• **WHAT IS EXPECTED**
Quote the full listing word for word.

# DATA SUPPLIED start

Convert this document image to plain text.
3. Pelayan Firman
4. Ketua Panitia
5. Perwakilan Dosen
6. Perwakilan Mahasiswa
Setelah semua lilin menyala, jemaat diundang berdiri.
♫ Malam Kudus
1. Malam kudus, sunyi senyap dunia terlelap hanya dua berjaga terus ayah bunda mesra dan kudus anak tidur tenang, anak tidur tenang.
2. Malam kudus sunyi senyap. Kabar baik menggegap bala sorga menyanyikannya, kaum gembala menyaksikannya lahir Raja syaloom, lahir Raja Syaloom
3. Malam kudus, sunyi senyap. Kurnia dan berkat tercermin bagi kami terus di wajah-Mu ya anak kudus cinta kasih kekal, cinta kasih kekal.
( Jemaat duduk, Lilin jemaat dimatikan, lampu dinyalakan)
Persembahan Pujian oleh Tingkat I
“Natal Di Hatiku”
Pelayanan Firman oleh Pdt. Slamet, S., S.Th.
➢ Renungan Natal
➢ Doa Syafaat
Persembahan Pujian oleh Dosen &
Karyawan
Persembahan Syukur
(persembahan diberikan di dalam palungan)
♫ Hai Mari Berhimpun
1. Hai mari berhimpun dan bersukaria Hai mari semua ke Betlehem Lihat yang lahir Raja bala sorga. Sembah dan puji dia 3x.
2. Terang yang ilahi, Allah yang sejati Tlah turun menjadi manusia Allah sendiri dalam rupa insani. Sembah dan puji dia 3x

# DATA SUPPLIED end

• **RESPONSE TO THIS TASK**
Convert this document image to plain text.
3. Pelayan Firman
4. Ketua Panitia
5. Perwakilan Dosen
6. Perwakilan Mahasiswa
Setelah semua lilin menyala, jemaat diundang berdiri.
♫ Malam Kudus
1. Malam kudus, sunyi senyap dunia terlelap hanya dua berjaga terus ayah bunda mesra dan kudus anak tidur tenang, anak tidur tenang.
2. Malam kudus sunyi senyap. Kabar baik menggegap bala sorga menyanyikannya, kaum gembala menyaksikannya lahir Raja syaloom, lahir Raja Syaloom
3. Malam kudus, sunyi senyap. Kurnia dan berkat tercermin bagi kami terus di wajah-Mu ya anak kudus cinta kasih kekal, cinta kasih kekal.
( Jemaat duduk, Lilin jemaat dimatikan, lampu dinyalakan)
Persembahan Pujian oleh Tingkat I
“Natal Di Hatiku”
Pelayanan Firman oleh Pdt. Slamet, S., S.Th.
➢ Renungan Natal
➢ Doa Syafaat
Persembahan Pujian oleh Dosen &
Karyawan
Persembahan Syukur
(persembahan diberikan di dalam palungan)
♫ Hai Mari Berhimpun
1. Hai mari berhimpun dan bersukaria Hai mari semua ke Betlehem Lihat yang lahir Raja bala sorga. Sembah dan puji dia 3x.
2. Terang yang ilahi, Allah yang sejati Tlah turun menjadi manusia Allah sendiri dalam rupa insani. Sembah dan puji dia 3x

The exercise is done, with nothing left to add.